Problem to solve:
Copy everything from the line containing "y-tick-label-8: 8 <box>79 150 90 171</box>" down to the line containing "point-tryk-6 <box>899 271 918 290</box>", switching "data-points" to "scatter-points" and keeping the rest unchanged. Give only those lines.

Record excerpts:
........

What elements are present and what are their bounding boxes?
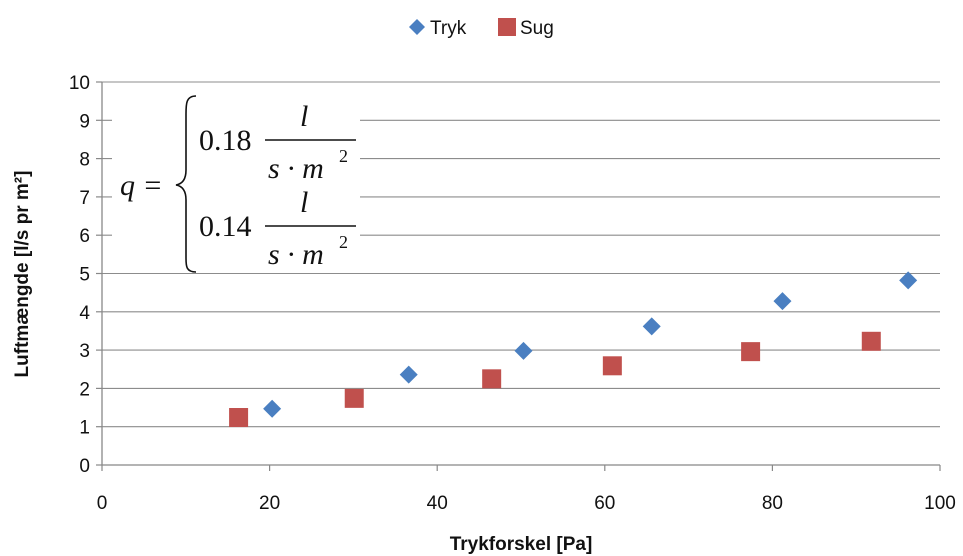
y-tick-label-8: 8 <box>79 150 90 171</box>
formula-case1-denominator: s · m <box>268 152 324 185</box>
formula-case1-exponent: 2 <box>339 146 348 166</box>
legend-item-sug: Sug <box>498 18 554 39</box>
y-tick-label-4: 4 <box>79 303 90 324</box>
formula-case1-coef: 0.18 <box>199 124 252 157</box>
formula-lhs: q = <box>120 169 163 202</box>
point-tryk-2 <box>399 365 418 384</box>
x-tick-label-60: 60 <box>594 493 615 514</box>
point-sug-1 <box>229 408 249 428</box>
legend: Tryk Sug <box>409 18 554 39</box>
legend-marker-tryk <box>409 19 425 35</box>
formula-brace <box>175 95 197 273</box>
formula-case1-numerator: l <box>300 100 308 133</box>
x-tick-label-0: 0 <box>97 493 108 514</box>
legend-marker-sug <box>498 18 516 36</box>
point-tryk-5 <box>773 292 792 311</box>
legend-label-tryk: Tryk <box>430 18 467 39</box>
y-tick-label-7: 7 <box>79 188 90 209</box>
y-tick-label-10: 10 <box>69 73 90 94</box>
y-tick-label-3: 3 <box>79 341 90 362</box>
legend-label-sug: Sug <box>520 18 554 39</box>
data-points <box>229 271 918 428</box>
point-tryk-4 <box>642 317 661 336</box>
y-tick-label-6: 6 <box>79 226 90 247</box>
y-tick-label-5: 5 <box>79 265 90 286</box>
point-sug-4 <box>602 356 622 376</box>
legend-item-tryk: Tryk <box>409 18 467 39</box>
x-tick-label-100: 100 <box>924 493 956 514</box>
point-sug-5 <box>741 342 761 362</box>
point-sug-6 <box>861 331 881 351</box>
y-tick-label-0: 0 <box>79 456 90 477</box>
point-sug-3 <box>482 369 502 389</box>
point-tryk-6 <box>899 271 918 290</box>
y-tick-labels: 0 1 2 3 4 5 6 7 8 9 10 <box>69 73 102 477</box>
formula-case2-coef: 0.14 <box>199 210 252 243</box>
formula-case2-numerator: l <box>300 186 308 219</box>
point-tryk-3 <box>514 341 533 360</box>
x-tick-label-20: 20 <box>259 493 280 514</box>
y-axis-title: Luftmængde [l/s pr m²] <box>12 171 33 378</box>
y-tick-label-1: 1 <box>79 418 90 439</box>
x-tick-labels: 0 20 40 60 80 100 <box>97 465 956 514</box>
y-tick-label-9: 9 <box>79 111 90 132</box>
y-tick-label-2: 2 <box>79 379 90 400</box>
point-tryk-1 <box>263 399 282 418</box>
x-tick-label-80: 80 <box>762 493 783 514</box>
x-tick-label-40: 40 <box>427 493 448 514</box>
point-sug-2 <box>344 388 364 408</box>
formula-background <box>112 88 360 270</box>
x-axis-title: Trykforskel [Pa] <box>450 534 593 555</box>
formula-case2-exponent: 2 <box>339 232 348 252</box>
formula-case2-denominator: s · m <box>268 238 324 271</box>
formula-annotation: q = 0.18 l s · m 2 0.14 l s · m 2 <box>112 88 360 273</box>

........

Solution for this problem:
y-tick-label-8: 8 <box>79 150 90 171</box>
formula-case1-denominator: s · m <box>268 152 324 185</box>
formula-case1-exponent: 2 <box>339 146 348 166</box>
legend-item-sug: Sug <box>498 18 554 39</box>
y-tick-label-4: 4 <box>79 303 90 324</box>
formula-case1-coef: 0.18 <box>199 124 252 157</box>
formula-lhs: q = <box>120 169 163 202</box>
point-tryk-2 <box>399 365 418 384</box>
x-tick-label-60: 60 <box>594 493 615 514</box>
point-sug-1 <box>229 408 249 428</box>
legend: Tryk Sug <box>409 18 554 39</box>
legend-marker-tryk <box>409 19 425 35</box>
formula-brace <box>175 95 197 273</box>
formula-case1-numerator: l <box>300 100 308 133</box>
x-tick-label-0: 0 <box>97 493 108 514</box>
legend-marker-sug <box>498 18 516 36</box>
point-tryk-5 <box>773 292 792 311</box>
legend-label-tryk: Tryk <box>430 18 467 39</box>
y-tick-label-7: 7 <box>79 188 90 209</box>
y-tick-label-10: 10 <box>69 73 90 94</box>
y-tick-label-3: 3 <box>79 341 90 362</box>
legend-label-sug: Sug <box>520 18 554 39</box>
scatter-points <box>229 271 918 428</box>
point-tryk-4 <box>642 317 661 336</box>
y-tick-label-6: 6 <box>79 226 90 247</box>
y-tick-label-5: 5 <box>79 265 90 286</box>
point-sug-4 <box>602 356 622 376</box>
legend-item-tryk: Tryk <box>409 18 467 39</box>
x-tick-label-100: 100 <box>924 493 956 514</box>
point-sug-5 <box>741 342 761 362</box>
point-sug-6 <box>861 331 881 351</box>
y-tick-label-0: 0 <box>79 456 90 477</box>
point-sug-3 <box>482 369 502 389</box>
point-tryk-6 <box>899 271 918 290</box>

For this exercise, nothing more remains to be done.